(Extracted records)
# # # # # # #
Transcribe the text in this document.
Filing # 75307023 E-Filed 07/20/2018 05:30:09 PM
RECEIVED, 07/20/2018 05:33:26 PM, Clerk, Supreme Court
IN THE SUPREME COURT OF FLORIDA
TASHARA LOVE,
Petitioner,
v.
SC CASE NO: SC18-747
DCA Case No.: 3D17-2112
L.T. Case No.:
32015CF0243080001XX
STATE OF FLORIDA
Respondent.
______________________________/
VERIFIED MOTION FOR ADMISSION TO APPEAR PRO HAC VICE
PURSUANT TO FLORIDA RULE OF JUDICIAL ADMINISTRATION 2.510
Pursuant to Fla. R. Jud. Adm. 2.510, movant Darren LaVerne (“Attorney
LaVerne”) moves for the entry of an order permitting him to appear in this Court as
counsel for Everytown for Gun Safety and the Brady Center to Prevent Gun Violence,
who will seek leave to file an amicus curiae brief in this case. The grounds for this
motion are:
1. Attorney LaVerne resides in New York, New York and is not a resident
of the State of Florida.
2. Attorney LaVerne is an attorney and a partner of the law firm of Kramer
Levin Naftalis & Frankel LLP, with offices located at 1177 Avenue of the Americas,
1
# # # # # # #
Work to do. Filter the listing above for the string "LaVerne" and copy every matching line.

The reply.
Pursuant to Fla. R. Jud. Adm. 2.510, movant Darren LaVerne (“Attorney
LaVerne”) moves for the entry of an order permitting him to appear in this Court as
1. Attorney LaVerne resides in New York, New York and is not a resident
2. Attorney LaVerne is an attorney and a partner of the law firm of Kramer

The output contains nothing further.